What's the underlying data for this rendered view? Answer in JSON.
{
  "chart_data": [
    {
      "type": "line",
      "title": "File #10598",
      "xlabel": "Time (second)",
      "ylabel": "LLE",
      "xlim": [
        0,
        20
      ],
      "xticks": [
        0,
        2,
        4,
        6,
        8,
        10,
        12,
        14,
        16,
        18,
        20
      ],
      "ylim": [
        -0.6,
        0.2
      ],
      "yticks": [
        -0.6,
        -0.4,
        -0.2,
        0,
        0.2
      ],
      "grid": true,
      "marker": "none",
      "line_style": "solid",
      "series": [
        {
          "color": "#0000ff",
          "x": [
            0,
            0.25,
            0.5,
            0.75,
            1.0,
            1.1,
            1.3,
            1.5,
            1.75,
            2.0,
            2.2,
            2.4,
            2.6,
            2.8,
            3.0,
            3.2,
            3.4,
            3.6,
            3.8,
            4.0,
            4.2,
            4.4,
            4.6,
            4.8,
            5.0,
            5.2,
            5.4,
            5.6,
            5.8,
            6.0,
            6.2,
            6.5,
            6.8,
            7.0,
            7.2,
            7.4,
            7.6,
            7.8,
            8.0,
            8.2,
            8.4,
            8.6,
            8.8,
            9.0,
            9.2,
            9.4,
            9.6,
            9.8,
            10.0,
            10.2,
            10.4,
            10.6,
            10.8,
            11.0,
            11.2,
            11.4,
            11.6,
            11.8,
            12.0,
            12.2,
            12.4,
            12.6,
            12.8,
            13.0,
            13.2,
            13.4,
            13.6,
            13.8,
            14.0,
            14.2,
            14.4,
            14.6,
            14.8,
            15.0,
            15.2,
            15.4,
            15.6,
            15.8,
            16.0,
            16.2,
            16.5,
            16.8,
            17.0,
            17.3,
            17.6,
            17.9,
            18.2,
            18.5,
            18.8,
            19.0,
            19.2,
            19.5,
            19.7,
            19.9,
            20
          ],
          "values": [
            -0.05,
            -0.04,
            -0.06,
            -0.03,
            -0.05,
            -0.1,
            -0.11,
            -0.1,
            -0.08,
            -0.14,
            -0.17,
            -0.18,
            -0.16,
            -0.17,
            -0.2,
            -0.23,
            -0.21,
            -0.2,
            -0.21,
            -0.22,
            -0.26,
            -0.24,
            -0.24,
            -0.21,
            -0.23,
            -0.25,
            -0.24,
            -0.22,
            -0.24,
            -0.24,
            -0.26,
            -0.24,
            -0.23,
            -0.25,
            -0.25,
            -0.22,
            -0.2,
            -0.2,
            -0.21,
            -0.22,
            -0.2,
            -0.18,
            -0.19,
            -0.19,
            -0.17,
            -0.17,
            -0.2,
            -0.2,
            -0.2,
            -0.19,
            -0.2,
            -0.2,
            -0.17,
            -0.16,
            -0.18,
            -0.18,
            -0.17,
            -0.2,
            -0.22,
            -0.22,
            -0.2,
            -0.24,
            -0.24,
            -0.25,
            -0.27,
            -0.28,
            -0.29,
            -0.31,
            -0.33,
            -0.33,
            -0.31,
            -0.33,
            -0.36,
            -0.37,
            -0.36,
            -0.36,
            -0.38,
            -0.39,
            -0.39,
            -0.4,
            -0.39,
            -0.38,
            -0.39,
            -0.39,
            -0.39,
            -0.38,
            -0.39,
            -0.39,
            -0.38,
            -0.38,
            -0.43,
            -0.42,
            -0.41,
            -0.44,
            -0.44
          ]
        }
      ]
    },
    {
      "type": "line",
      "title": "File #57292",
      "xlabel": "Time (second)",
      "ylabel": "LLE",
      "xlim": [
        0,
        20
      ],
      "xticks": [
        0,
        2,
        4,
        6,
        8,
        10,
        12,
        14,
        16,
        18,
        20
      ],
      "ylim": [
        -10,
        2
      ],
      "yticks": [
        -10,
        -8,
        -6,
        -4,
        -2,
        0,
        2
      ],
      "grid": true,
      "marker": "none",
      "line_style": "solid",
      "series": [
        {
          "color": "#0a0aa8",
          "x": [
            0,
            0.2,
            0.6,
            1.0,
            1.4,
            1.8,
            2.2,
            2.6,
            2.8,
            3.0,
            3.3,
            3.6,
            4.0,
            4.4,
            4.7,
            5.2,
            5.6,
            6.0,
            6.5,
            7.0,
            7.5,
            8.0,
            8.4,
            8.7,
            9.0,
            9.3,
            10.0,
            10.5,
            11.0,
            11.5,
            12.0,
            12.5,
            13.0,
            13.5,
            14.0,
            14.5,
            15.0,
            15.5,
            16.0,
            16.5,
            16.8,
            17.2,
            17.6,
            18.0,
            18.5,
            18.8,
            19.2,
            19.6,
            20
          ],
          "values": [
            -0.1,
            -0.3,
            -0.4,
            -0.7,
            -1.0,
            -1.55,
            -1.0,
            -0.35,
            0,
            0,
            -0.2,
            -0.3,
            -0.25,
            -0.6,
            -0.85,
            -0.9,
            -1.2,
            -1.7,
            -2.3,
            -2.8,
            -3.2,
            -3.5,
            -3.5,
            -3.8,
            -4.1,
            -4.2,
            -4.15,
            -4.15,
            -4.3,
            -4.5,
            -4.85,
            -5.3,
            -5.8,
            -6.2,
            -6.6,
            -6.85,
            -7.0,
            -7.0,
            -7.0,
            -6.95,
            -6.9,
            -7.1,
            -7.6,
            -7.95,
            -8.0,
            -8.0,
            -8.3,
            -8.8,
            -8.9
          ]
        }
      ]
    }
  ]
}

- _WORK TO BE COMPLETED_: All of the data above should be transcribed exactly.

- _ANSWER TO THE EXERCISE_:
What's the underlying data for this rendered view? Answer in JSON.
{
  "chart_data": [
    {
      "type": "line",
      "title": "File #10598",
      "xlabel": "Time (second)",
      "ylabel": "LLE",
      "xlim": [
        0,
        20
      ],
      "xticks": [
        0,
        2,
        4,
        6,
        8,
        10,
        12,
        14,
        16,
        18,
        20
      ],
      "ylim": [
        -0.6,
        0.2
      ],
      "yticks": [
        -0.6,
        -0.4,
        -0.2,
        0,
        0.2
      ],
      "grid": true,
      "marker": "none",
      "line_style": "solid",
      "series": [
        {
          "color": "#0000ff",
          "x": [
            0,
            0.25,
            0.5,
            0.75,
            1.0,
            1.1,
            1.3,
            1.5,
            1.75,
            2.0,
            2.2,
            2.4,
            2.6,
            2.8,
            3.0,
            3.2,
            3.4,
            3.6,
            3.8,
            4.0,
            4.2,
            4.4,
            4.6,
            4.8,
            5.0,
            5.2,
            5.4,
            5.6,
            5.8,
            6.0,
            6.2,
            6.5,
            6.8,
            7.0,
            7.2,
            7.4,
            7.6,
            7.8,
            8.0,
            8.2,
            8.4,
            8.6,
            8.8,
            9.0,
            9.2,
            9.4,
            9.6,
            9.8,
            10.0,
            10.2,
            10.4,
            10.6,
            10.8,
            11.0,
            11.2,
            11.4,
            11.6,
            11.8,
            12.0,
            12.2,
            12.4,
            12.6,
            12.8,
            13.0,
            13.2,
            13.4,
            13.6,
            13.8,
            14.0,
            14.2,
            14.4,
            14.6,
            14.8,
            15.0,
            15.2,
            15.4,
            15.6,
            15.8,
            16.0,
            16.2,
            16.5,
            16.8,
            17.0,
            17.3,
            17.6,
            17.9,
            18.2,
            18.5,
            18.8,
            19.0,
            19.2,
            19.5,
            19.7,
            19.9,
            20
          ],
          "values": [
            -0.05,
            -0.04,
            -0.06,
            -0.03,
            -0.05,
            -0.1,
            -0.11,
            -0.1,
            -0.08,
            -0.14,
            -0.17,
            -0.18,
            -0.16,
            -0.17,
            -0.2,
            -0.23,
            -0.21,
            -0.2,
            -0.21,
            -0.22,
            -0.26,
            -0.24,
            -0.24,
            -0.21,
            -0.23,
            -0.25,
            -0.24,
            -0.22,
            -0.24,
            -0.24,
            -0.26,
            -0.24,
            -0.23,
            -0.25,
            -0.25,
            -0.22,
            -0.2,
            -0.2,
            -0.21,
            -0.22,
            -0.2,
            -0.18,
            -0.19,
            -0.19,
            -0.17,
            -0.17,
            -0.2,
            -0.2,
            -0.2,
            -0.19,
            -0.2,
            -0.2,
            -0.17,
            -0.16,
            -0.18,
            -0.18,
            -0.17,
            -0.2,
            -0.22,
            -0.22,
            -0.2,
            -0.24,
            -0.24,
            -0.25,
            -0.27,
            -0.28,
            -0.29,
            -0.31,
            -0.33,
            -0.33,
            -0.31,
            -0.33,
            -0.36,
            -0.37,
            -0.36,
            -0.36,
            -0.38,
            -0.39,
            -0.39,
            -0.4,
            -0.39,
            -0.38,
            -0.39,
            -0.39,
            -0.39,
            -0.38,
            -0.39,
            -0.39,
            -0.38,
            -0.38,
            -0.43,
            -0.42,
            -0.41,
            -0.44,
            -0.44
          ]
        }
      ]
    },
    {
      "type": "line",
      "title": "File #57292",
      "xlabel": "Time (second)",
      "ylabel": "LLE",
      "xlim": [
        0,
        20
      ],
      "xticks": [
        0,
        2,
        4,
        6,
        8,
        10,
        12,
        14,
        16,
        18,
        20
      ],
      "ylim": [
        -10,
        2
      ],
      "yticks": [
        -10,
        -8,
        -6,
        -4,
        -2,
        0,
        2
      ],
      "grid": true,
      "marker": "none",
      "line_style": "solid",
      "series": [
        {
          "color": "#0a0aa8",
          "x": [
            0,
            0.2,
            0.6,
            1.0,
            1.4,
            1.8,
            2.2,
            2.6,
            2.8,
            3.0,
            3.3,
            3.6,
            4.0,
            4.4,
            4.7,
            5.2,
            5.6,
            6.0,
            6.5,
            7.0,
            7.5,
            8.0,
            8.4,
            8.7,
            9.0,
            9.3,
            10.0,
            10.5,
            11.0,
            11.5,
            12.0,
            12.5,
            13.0,
            13.5,
            14.0,
            14.5,
            15.0,
            15.5,
            16.0,
            16.5,
            16.8,
            17.2,
            17.6,
            18.0,
            18.5,
            18.8,
            19.2,
            19.6,
            20
          ],
          "values": [
            -0.1,
            -0.3,
            -0.4,
            -0.7,
            -1.0,
            -1.55,
            -1.0,
            -0.35,
            0,
            0,
            -0.2,
            -0.3,
            -0.25,
            -0.6,
            -0.85,
            -0.9,
            -1.2,
            -1.7,
            -2.3,
            -2.8,
            -3.2,
            -3.5,
            -3.5,
            -3.8,
            -4.1,
            -4.2,
            -4.15,
            -4.15,
            -4.3,
            -4.5,
            -4.85,
            -5.3,
            -5.8,
            -6.2,
            -6.6,
            -6.85,
            -7.0,
            -7.0,
            -7.0,
            -6.95,
            -6.9,
            -7.1,
            -7.6,
            -7.95,
            -8.0,
            -8.0,
            -8.3,
            -8.8,
            -8.9
          ]
        }
      ]
    }
  ]
}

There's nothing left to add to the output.